Data for this task -
++++

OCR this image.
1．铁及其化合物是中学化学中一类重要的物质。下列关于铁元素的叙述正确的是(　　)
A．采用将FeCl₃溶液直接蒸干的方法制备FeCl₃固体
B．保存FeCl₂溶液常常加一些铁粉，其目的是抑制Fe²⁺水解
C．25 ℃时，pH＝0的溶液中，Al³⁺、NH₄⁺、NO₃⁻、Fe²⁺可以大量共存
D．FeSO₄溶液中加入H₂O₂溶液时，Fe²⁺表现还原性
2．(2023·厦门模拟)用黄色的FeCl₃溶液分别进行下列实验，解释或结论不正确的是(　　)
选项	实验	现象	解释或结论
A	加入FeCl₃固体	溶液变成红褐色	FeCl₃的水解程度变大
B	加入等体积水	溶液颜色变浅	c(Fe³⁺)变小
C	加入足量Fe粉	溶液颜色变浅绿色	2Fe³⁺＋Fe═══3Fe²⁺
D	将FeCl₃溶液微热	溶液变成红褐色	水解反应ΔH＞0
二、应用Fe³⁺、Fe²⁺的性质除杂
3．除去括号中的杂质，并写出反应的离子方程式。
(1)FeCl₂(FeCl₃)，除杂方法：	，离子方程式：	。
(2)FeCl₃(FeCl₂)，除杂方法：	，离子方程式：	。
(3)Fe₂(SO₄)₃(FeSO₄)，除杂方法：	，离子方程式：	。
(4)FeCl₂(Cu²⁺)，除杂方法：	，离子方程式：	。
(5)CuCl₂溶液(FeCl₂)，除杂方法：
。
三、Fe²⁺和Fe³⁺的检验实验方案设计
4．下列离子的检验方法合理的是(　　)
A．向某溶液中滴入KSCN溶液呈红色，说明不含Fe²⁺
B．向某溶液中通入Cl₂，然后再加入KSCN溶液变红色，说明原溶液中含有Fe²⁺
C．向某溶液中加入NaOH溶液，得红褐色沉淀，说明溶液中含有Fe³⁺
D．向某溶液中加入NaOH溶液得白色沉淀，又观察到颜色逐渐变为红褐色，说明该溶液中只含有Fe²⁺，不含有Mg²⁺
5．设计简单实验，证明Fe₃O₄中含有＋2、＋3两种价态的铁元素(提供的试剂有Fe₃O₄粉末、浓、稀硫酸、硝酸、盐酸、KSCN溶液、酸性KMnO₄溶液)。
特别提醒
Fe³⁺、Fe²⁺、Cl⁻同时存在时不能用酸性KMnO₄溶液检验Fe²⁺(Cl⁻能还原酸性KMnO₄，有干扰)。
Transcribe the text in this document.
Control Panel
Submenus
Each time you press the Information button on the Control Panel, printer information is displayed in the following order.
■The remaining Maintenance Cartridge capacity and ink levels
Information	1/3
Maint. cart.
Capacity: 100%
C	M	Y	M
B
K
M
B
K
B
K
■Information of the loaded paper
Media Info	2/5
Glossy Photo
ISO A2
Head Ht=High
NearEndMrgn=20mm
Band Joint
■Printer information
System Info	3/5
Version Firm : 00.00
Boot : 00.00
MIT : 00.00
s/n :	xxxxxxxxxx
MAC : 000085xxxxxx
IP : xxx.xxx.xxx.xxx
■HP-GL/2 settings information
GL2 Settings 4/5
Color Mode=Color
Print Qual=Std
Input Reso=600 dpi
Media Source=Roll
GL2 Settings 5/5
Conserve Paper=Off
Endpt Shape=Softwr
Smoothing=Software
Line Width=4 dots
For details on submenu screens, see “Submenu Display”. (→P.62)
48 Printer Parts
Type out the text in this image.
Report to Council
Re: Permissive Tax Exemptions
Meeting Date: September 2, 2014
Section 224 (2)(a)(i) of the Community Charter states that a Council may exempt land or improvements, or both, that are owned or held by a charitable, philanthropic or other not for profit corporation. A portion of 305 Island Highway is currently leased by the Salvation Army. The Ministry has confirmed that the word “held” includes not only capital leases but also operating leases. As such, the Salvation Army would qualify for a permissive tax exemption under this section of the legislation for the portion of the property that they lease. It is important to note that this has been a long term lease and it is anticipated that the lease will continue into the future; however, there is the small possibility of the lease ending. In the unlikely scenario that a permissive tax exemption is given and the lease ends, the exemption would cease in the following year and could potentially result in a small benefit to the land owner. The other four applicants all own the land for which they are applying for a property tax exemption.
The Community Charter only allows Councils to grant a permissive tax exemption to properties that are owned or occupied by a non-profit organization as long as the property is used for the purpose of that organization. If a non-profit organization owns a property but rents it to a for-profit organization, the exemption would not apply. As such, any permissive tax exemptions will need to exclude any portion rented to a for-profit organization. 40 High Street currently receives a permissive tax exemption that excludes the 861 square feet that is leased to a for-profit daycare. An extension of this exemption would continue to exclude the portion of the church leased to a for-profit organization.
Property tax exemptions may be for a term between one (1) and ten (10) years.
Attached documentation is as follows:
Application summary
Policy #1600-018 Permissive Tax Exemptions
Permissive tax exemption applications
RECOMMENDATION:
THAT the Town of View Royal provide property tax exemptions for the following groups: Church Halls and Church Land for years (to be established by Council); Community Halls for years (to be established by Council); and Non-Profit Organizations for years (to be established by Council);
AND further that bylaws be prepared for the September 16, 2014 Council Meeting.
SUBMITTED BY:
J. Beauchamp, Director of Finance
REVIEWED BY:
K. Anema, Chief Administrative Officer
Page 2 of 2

++++

What you will do - Select and copy every line of the listing with the word "Meeting".

Reply to the task -
Meeting Date: September 2, 2014
AND further that bylaws be prepared for the September 16, 2014 Council Meeting.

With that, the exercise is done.